## BEGIN Supplied records

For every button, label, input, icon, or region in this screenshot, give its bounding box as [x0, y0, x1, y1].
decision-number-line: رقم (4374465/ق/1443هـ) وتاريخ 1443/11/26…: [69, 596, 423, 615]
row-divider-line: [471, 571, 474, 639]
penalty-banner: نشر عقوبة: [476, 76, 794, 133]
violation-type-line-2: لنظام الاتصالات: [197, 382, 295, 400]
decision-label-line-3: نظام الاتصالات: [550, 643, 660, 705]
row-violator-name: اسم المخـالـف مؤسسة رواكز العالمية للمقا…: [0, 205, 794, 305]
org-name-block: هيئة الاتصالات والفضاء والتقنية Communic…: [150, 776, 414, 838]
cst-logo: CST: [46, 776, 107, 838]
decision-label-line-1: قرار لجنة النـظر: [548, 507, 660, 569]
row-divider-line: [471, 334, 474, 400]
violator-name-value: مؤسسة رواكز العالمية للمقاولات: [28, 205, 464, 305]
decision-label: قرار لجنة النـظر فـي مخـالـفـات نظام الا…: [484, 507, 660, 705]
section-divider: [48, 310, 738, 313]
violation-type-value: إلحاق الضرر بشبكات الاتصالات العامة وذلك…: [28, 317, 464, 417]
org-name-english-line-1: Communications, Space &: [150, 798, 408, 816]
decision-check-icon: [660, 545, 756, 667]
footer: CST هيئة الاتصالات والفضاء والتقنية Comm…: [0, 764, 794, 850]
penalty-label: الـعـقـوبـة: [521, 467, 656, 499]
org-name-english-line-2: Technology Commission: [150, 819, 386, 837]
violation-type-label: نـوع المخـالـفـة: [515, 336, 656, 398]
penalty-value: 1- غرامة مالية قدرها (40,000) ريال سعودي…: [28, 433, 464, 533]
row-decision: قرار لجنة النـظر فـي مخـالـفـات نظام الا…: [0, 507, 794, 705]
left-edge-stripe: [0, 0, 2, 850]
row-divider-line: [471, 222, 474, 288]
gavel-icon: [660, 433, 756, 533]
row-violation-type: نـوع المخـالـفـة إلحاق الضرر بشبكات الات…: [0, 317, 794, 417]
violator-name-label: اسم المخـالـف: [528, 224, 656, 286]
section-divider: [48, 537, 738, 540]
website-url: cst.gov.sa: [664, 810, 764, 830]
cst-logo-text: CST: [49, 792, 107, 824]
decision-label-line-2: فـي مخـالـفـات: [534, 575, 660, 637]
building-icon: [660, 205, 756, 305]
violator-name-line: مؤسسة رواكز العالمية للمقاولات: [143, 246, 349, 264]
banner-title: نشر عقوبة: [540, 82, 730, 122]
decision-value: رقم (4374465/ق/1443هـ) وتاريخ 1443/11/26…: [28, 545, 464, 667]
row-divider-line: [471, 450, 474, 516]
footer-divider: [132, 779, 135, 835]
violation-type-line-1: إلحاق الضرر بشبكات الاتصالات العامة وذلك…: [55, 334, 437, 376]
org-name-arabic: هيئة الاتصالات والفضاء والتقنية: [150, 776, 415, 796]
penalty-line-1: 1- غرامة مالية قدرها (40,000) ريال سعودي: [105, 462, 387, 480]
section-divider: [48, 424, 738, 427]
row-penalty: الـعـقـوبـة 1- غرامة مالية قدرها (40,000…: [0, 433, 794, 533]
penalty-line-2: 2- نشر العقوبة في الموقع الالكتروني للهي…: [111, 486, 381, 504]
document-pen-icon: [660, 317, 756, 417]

## END Supplied records

» **Exercise instructions**:
Which lines above contain the string "النـظر", with case taken into account? Show each of those lines in full.

» **Written answer**:
decision-label-line-1: قرار لجنة النـظر: [548, 507, 660, 569]
decision-label: قرار لجنة النـظر فـي مخـالـفـات نظام الا…: [484, 507, 660, 705]
row-decision: قرار لجنة النـظر فـي مخـالـفـات نظام الا…: [0, 507, 794, 705]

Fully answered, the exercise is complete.